THE EXERCISE: From the entries below, count the lines with "image". Write only the count.

PROVIDED RECORDS:
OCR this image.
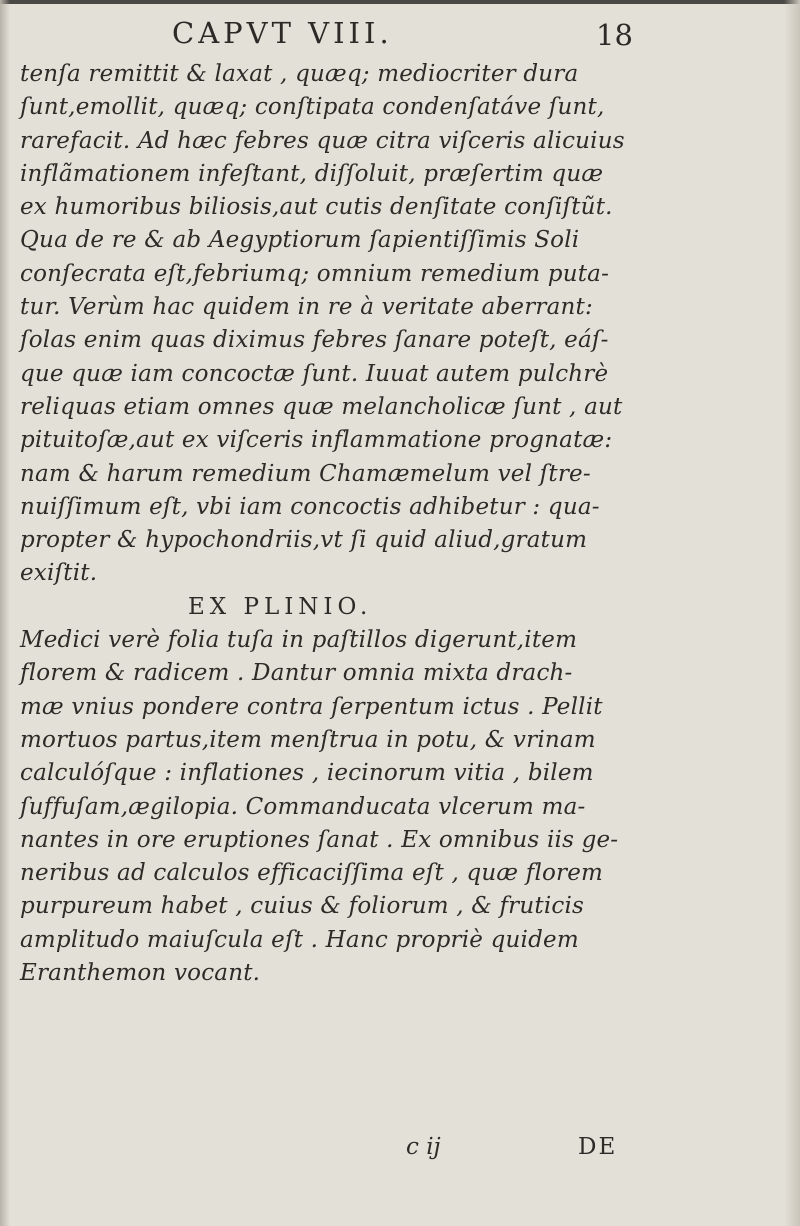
CAPVT VIII.	18
tenſa remittit & laxat , quæq; mediocriter dura
ſunt,emollit, quæq; conſtipata condenſatáve ſunt,
rarefacit. Ad hæc febres quæ citra viſceris alicuius
inflãmationem infeſtant, diſſoluit, præſertim quæ
ex humoribus biliosis,aut cutis denſitate conſiſtũt.
Qua de re & ab Aegyptiorum ſapientiſſimis Soli
conſecrata eſt,febriumq; omnium remedium puta-
tur. Verùm hac quidem in re à veritate aberrant:
ſolas enim quas diximus febres ſanare poteſt, eáſ-
que quæ iam concoctæ ſunt. Iuuat autem pulchrè
reliquas etiam omnes quæ melancholicæ ſunt , aut
pituitoſæ,aut ex viſceris inflammatione prognatæ:
nam & harum remedium Chamæmelum vel ſtre-
nuiſſimum eſt, vbi iam concoctis adhibetur : qua-
propter & hypochondriis,vt ſi quid aliud,gratum
exiſtit.
EX PLINIO.
Medici verè folia tuſa in paſtillos digerunt,item
florem & radicem . Dantur omnia mixta drach-
mæ vnius pondere contra ſerpentum ictus . Pellit
mortuos partus,item menſtrua in potu, & vrinam
calculóſque : inflationes , iecinorum vitia , bilem
ſuffuſam,ægilopia. Commanducata vlcerum ma-
nantes in ore eruptiones ſanat . Ex omnibus iis ge-
neribus ad calculos efficaciſſima eſt , quæ florem
purpureum habet , cuius & foliorum , & fruticis
amplitudo maiuſcula eſt . Hanc propriè quidem
Eranthemon vocant.
c ij	DE
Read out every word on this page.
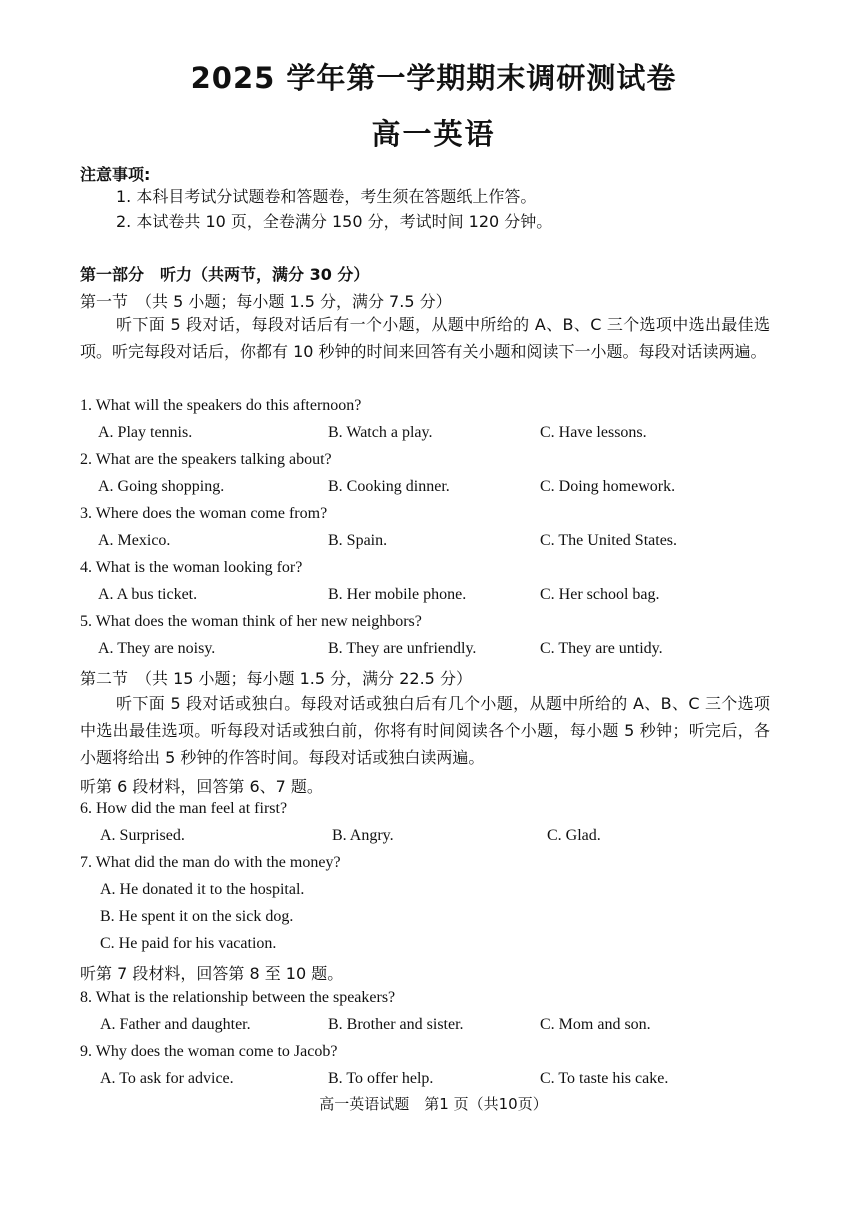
2025 学年第一学期期末调研测试卷
高一英语
注意事项:
1. 本科目考试分试题卷和答题卷，考生须在答题纸上作答。
2. 本试卷共 10 页，全卷满分 150 分，考试时间 120 分钟。
第一部分　听力（共两节，满分 30 分）
第一节　（共 5 小题；每小题 1.5 分，满分 7.5 分）
听下面 5 段对话，每段对话后有一个小题，从题中所给的 A、B、C 三个选项中选出最佳选项。听完每段对话后，你都有 10 秒钟的时间来回答有关小题和阅读下一小题。每段对话读两遍。
1. What will the speakers do this afternoon?
A. Play tennis.	B. Watch a play.	C. Have lessons.
2. What are the speakers talking about?
A. Going shopping.	B. Cooking dinner.	C. Doing homework.
3. Where does the woman come from?
A. Mexico.	B. Spain.	C. The United States.
4. What is the woman looking for?
A. A bus ticket.	B. Her mobile phone.	C. Her school bag.
5. What does the woman think of her new neighbors?
A. They are noisy.	B. They are unfriendly.	C. They are untidy.
第二节　（共 15 小题；每小题 1.5 分，满分 22.5 分）
听下面 5 段对话或独白。每段对话或独白后有几个小题，从题中所给的 A、B、C 三个选项中选出最佳选项。听每段对话或独白前，你将有时间阅读各个小题，每小题 5 秒钟；听完后，各小题将给出 5 秒钟的作答时间。每段对话或独白读两遍。
听第 6 段材料，回答第 6、7 题。
6. How did the man feel at first?
A. Surprised.	B. Angry.	C. Glad.
7. What did the man do with the money?
A. He donated it to the hospital.
B. He spent it on the sick dog.
C. He paid for his vacation.
听第 7 段材料，回答第 8 至 10 题。
8. What is the relationship between the speakers?
A. Father and daughter.	B. Brother and sister.	C. Mom and son.
9. Why does the woman come to Jacob?
A. To ask for advice.	B. To offer help.	C. To taste his cake.
高一英语试题　第1 页（共10页）
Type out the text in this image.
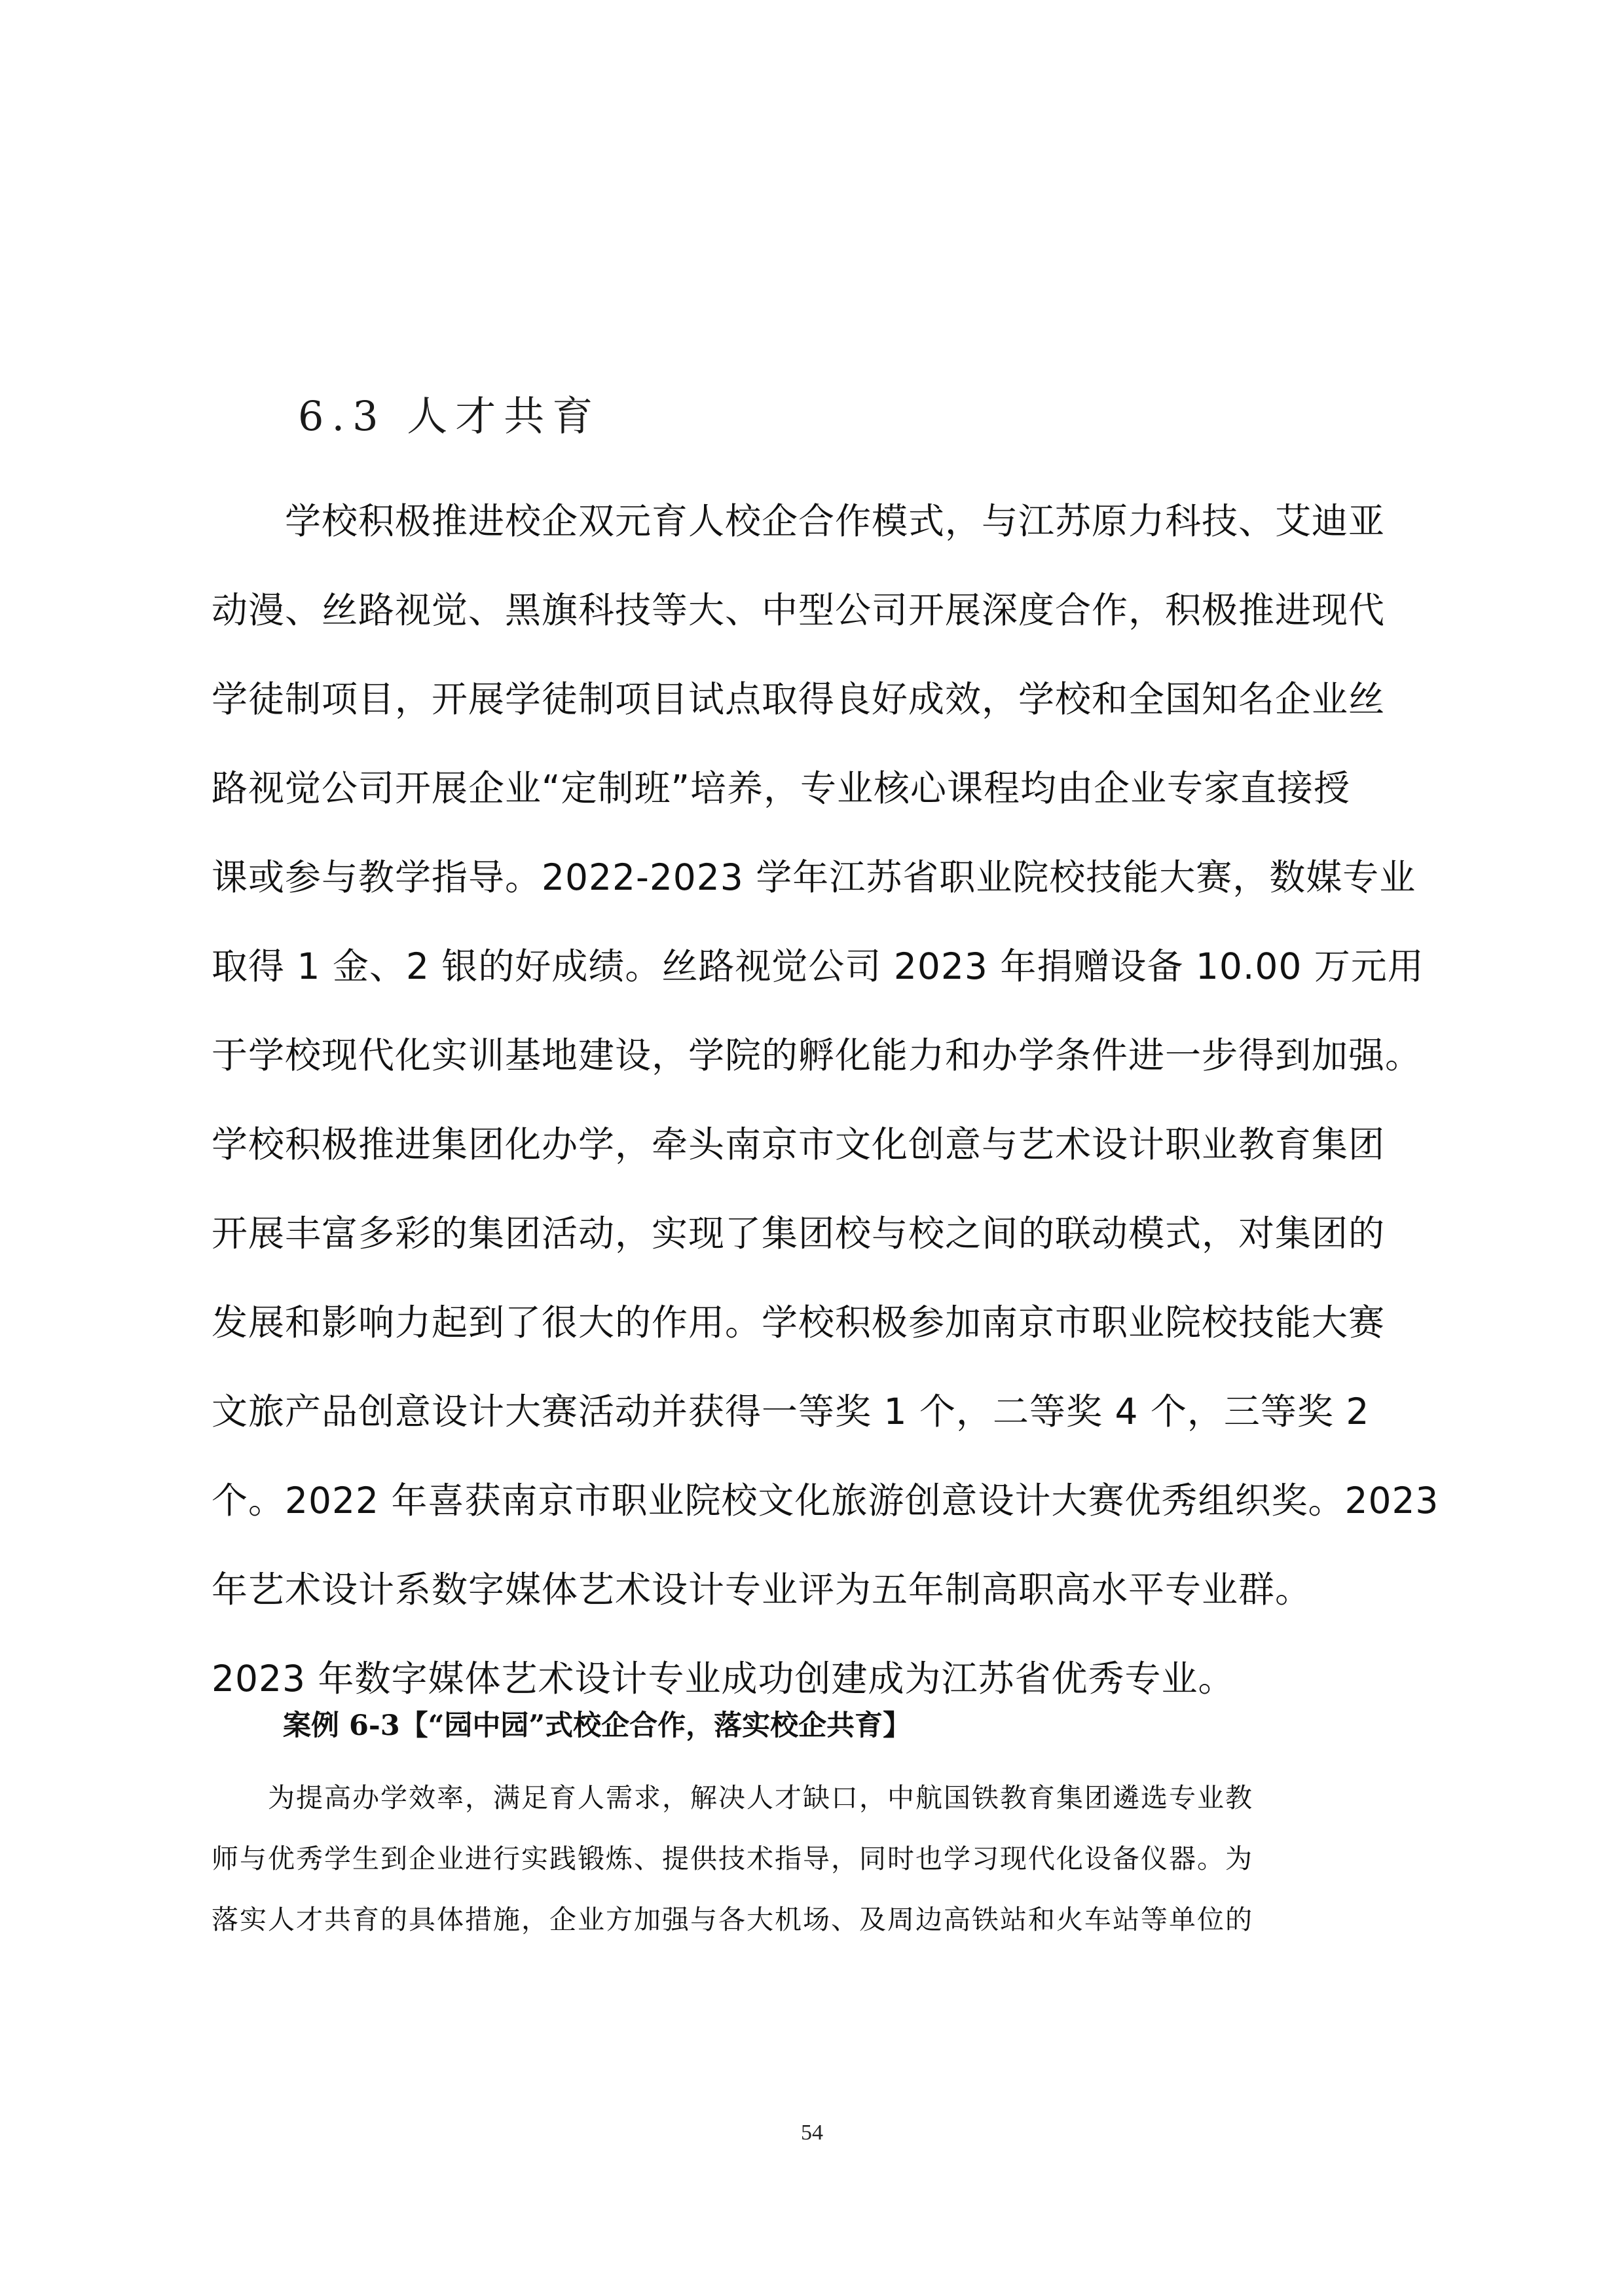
6.3 人才共育
　　学校积极推进校企双元育人校企合作模式，与江苏原力科技、艾迪亚
动漫、丝路视觉、黑旗科技等大、中型公司开展深度合作，积极推进现代
学徒制项目，开展学徒制项目试点取得良好成效，学校和全国知名企业丝
路视觉公司开展企业“定制班”培养，专业核心课程均由企业专家直接授
课或参与教学指导。2022-2023 学年江苏省职业院校技能大赛，数媒专业
取得 1 金、2 银的好成绩。丝路视觉公司 2023 年捐赠设备 10.00 万元用
于学校现代化实训基地建设，学院的孵化能力和办学条件进一步得到加强。
学校积极推进集团化办学，牵头南京市文化创意与艺术设计职业教育集团
开展丰富多彩的集团活动，实现了集团校与校之间的联动模式，对集团的
发展和影响力起到了很大的作用。学校积极参加南京市职业院校技能大赛
文旅产品创意设计大赛活动并获得一等奖 1 个，二等奖 4 个，三等奖 2
个。2022 年喜获南京市职业院校文化旅游创意设计大赛优秀组织奖。2023
年艺术设计系数字媒体艺术设计专业评为五年制高职高水平专业群。
2023 年数字媒体艺术设计专业成功创建成为江苏省优秀专业。
案例 6-3【“园中园”式校企合作，落实校企共育】
　　为提高办学效率，满足育人需求，解决人才缺口，中航国铁教育集团遴选专业教
师与优秀学生到企业进行实践锻炼、提供技术指导，同时也学习现代化设备仪器。为
落实人才共育的具体措施，企业方加强与各大机场、及周边高铁站和火车站等单位的
54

EXERCISE OUTPUT: 2